* _Short problem_: Return the material word for word. Do not include pictures.
%%
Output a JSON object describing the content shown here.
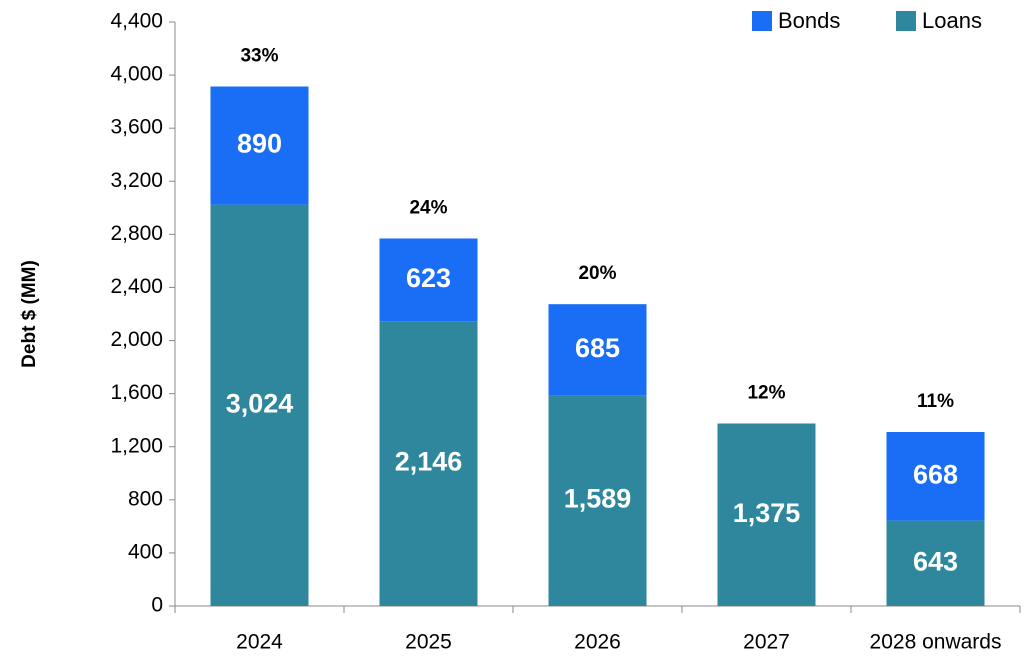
{
  "chart_data": {
    "type": "stacked_bar",
    "y_label": "Debt $ (MM)",
    "categories": [
      "2024",
      "2025",
      "2026",
      "2027",
      "2028 onwards"
    ],
    "series": [
      {
        "name": "Loans",
        "color": "#2e879c",
        "values": [
          3024,
          2146,
          1589,
          1375,
          643
        ],
        "value_labels": [
          "3,024",
          "2,146",
          "1,589",
          "1,375",
          "643"
        ]
      },
      {
        "name": "Bonds",
        "color": "#1a6ef5",
        "values": [
          890,
          623,
          685,
          null,
          668
        ],
        "value_labels": [
          "890",
          "623",
          "685",
          null,
          "668"
        ]
      }
    ],
    "annotations": [
      "33%",
      "24%",
      "20%",
      "12%",
      "11%"
    ],
    "ylim": [
      0,
      4400
    ],
    "yticks": [
      0,
      400,
      800,
      {
        "value": 1200,
        "label": "1,200"
      },
      {
        "value": 1600,
        "label": "1,600"
      },
      {
        "value": 2000,
        "label": "2,000"
      },
      {
        "value": 2400,
        "label": "2,400"
      },
      {
        "value": 2800,
        "label": "2,800"
      },
      {
        "value": 3200,
        "label": "3,200"
      },
      {
        "value": 3600,
        "label": "3,600"
      },
      {
        "value": 4000,
        "label": "4,000"
      },
      {
        "value": 4400,
        "label": "4,400"
      }
    ],
    "legend": "top-right"
  }
}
%%
* _Full answer_:
Output a JSON object describing the content shown here.
{
  "chart_data": {
    "type": "stacked_bar",
    "y_label": "Debt $ (MM)",
    "categories": [
      "2024",
      "2025",
      "2026",
      "2027",
      "2028 onwards"
    ],
    "series": [
      {
        "name": "Loans",
        "color": "#2e879c",
        "values": [
          3024,
          2146,
          1589,
          1375,
          643
        ],
        "value_labels": [
          "3,024",
          "2,146",
          "1,589",
          "1,375",
          "643"
        ]
      },
      {
        "name": "Bonds",
        "color": "#1a6ef5",
        "values": [
          890,
          623,
          685,
          null,
          668
        ],
        "value_labels": [
          "890",
          "623",
          "685",
          null,
          "668"
        ]
      }
    ],
    "annotations": [
      "33%",
      "24%",
      "20%",
      "12%",
      "11%"
    ],
    "ylim": [
      0,
      4400
    ],
    "yticks": [
      0,
      400,
      800,
      {
        "value": 1200,
        "label": "1,200"
      },
      {
        "value": 1600,
        "label": "1,600"
      },
      {
        "value": 2000,
        "label": "2,000"
      },
      {
        "value": 2400,
        "label": "2,400"
      },
      {
        "value": 2800,
        "label": "2,800"
      },
      {
        "value": 3200,
        "label": "3,200"
      },
      {
        "value": 3600,
        "label": "3,600"
      },
      {
        "value": 4000,
        "label": "4,000"
      },
      {
        "value": 4400,
        "label": "4,400"
      }
    ],
    "legend": "top-right"
  }
}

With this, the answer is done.